Exercise objective: Scan the records below for lines with the word "JSON", then state how many you find and nothing else.

Information shown:
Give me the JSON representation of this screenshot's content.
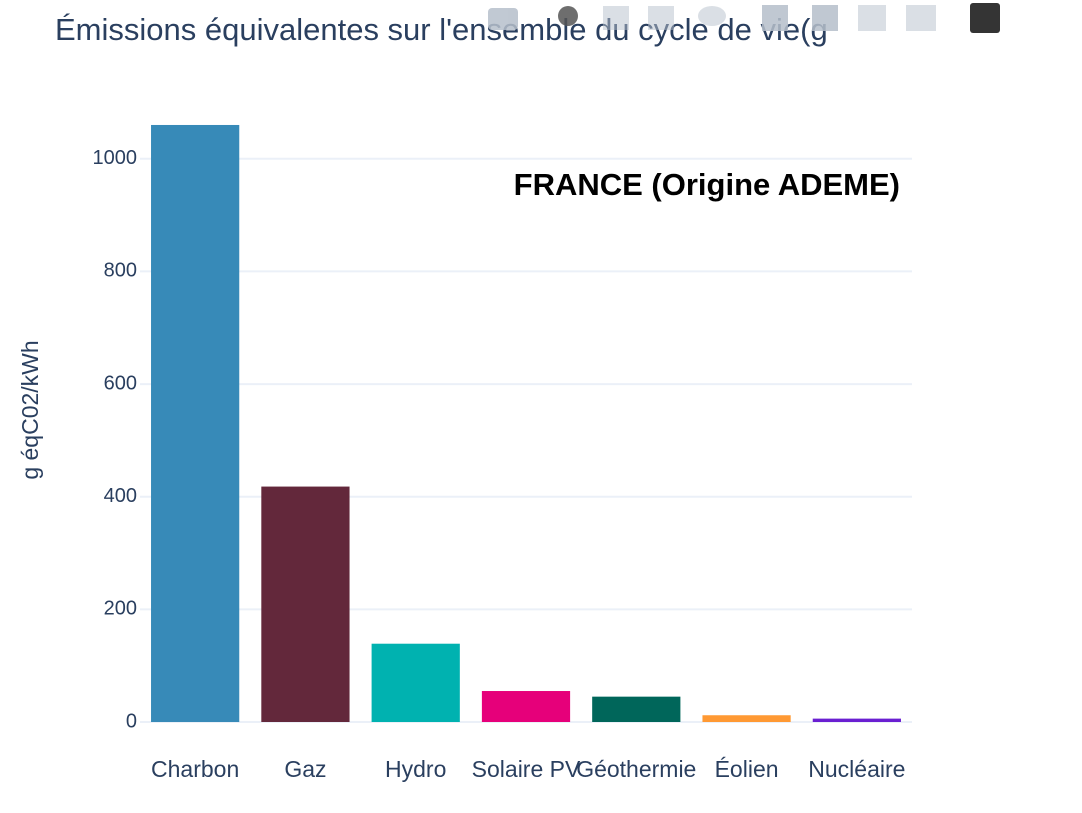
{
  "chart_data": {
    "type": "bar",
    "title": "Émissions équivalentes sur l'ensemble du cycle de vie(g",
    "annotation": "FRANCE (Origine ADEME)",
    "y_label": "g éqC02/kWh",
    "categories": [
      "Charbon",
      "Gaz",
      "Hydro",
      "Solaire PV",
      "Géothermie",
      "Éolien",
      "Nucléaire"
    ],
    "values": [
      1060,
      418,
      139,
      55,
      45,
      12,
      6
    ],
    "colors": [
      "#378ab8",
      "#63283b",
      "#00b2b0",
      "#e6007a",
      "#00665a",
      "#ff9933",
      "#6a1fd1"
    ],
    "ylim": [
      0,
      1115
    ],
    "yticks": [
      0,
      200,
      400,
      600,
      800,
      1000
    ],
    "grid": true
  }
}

==

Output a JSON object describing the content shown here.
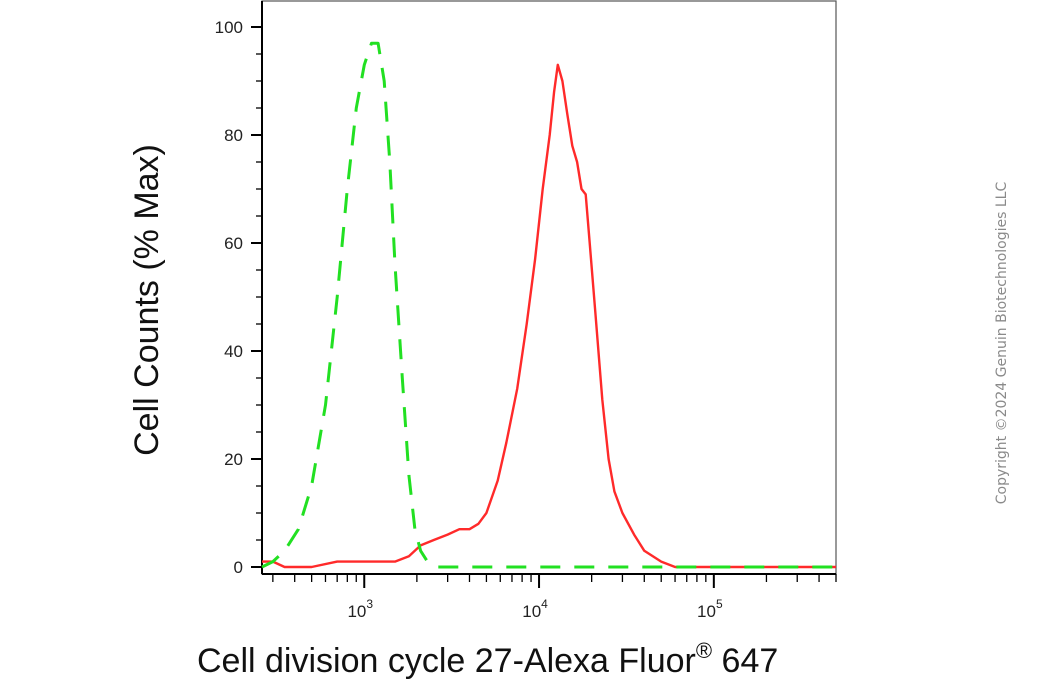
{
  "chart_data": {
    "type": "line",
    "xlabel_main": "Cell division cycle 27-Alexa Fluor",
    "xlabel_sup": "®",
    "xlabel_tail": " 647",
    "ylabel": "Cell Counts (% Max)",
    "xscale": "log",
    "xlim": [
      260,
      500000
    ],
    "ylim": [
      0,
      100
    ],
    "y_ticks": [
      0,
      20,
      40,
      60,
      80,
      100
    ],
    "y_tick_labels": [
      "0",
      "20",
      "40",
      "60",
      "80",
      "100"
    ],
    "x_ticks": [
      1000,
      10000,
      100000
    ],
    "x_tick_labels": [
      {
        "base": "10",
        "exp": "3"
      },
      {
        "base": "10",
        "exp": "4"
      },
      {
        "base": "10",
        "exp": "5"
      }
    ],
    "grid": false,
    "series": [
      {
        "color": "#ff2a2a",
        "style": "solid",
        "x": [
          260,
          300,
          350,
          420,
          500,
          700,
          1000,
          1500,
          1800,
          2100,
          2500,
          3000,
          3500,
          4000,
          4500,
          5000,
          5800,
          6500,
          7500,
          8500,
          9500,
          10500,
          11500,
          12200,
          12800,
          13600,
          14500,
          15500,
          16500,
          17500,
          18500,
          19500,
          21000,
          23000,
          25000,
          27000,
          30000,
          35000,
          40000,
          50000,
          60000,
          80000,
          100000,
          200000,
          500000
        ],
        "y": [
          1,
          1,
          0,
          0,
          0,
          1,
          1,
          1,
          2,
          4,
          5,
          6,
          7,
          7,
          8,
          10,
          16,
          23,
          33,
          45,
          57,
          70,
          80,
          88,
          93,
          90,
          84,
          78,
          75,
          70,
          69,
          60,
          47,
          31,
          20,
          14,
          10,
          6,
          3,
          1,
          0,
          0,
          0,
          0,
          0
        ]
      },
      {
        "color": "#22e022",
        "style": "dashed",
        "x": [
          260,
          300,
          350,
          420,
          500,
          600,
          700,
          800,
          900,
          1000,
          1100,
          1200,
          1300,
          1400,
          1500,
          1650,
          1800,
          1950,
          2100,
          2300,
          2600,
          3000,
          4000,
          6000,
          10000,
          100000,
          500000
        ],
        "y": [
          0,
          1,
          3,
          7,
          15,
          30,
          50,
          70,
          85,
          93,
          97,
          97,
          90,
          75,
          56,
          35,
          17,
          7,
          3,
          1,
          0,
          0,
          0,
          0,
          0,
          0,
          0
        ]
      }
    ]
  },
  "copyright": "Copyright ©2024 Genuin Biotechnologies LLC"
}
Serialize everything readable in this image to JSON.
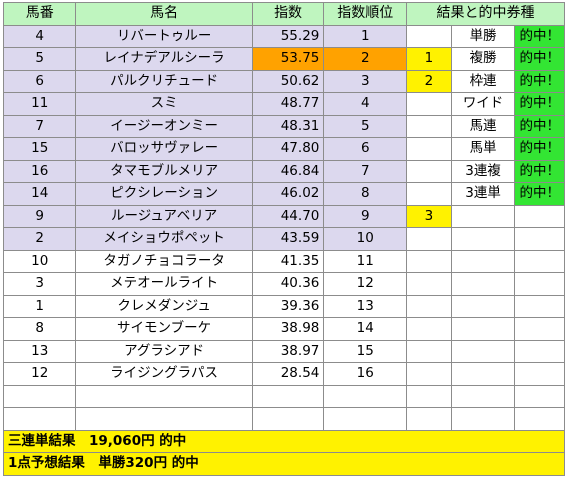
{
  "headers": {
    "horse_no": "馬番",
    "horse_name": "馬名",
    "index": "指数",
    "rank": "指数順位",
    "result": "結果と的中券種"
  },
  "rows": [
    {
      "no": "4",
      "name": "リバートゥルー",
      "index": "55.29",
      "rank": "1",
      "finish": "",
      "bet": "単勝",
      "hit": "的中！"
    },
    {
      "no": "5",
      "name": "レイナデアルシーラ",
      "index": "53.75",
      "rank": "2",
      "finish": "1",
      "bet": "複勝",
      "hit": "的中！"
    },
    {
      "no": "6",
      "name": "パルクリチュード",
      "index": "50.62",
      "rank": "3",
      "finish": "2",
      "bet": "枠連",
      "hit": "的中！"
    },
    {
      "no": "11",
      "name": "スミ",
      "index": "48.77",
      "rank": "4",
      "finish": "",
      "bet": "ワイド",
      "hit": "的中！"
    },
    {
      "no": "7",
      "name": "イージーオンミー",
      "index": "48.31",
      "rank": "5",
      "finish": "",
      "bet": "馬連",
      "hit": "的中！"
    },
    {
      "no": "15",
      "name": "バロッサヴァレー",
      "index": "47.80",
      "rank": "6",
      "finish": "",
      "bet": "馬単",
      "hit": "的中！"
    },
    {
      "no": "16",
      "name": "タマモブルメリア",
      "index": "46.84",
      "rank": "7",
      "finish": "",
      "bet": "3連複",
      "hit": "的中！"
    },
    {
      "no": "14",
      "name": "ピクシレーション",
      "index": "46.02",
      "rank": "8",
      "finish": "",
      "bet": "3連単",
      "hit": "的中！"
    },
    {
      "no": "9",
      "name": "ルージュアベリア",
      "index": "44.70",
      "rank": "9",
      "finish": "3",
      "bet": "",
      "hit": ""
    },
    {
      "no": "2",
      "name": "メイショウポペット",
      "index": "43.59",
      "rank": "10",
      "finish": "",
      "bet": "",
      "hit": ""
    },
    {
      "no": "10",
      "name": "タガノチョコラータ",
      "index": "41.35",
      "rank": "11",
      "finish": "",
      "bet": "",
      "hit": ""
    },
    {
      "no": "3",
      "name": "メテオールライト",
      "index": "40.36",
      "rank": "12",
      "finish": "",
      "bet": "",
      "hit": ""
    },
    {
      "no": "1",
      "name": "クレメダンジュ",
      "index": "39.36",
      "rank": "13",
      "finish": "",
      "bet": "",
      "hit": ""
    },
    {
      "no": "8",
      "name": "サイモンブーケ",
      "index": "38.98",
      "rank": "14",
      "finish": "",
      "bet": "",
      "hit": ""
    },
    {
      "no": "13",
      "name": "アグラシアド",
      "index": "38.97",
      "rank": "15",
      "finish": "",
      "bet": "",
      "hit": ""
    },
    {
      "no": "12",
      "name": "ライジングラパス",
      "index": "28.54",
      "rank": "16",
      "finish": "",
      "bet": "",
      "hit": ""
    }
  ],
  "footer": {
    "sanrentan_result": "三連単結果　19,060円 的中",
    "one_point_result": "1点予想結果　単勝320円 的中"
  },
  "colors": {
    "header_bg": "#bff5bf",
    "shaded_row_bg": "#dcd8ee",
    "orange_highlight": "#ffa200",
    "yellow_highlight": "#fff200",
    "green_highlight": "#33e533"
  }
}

Final result: 3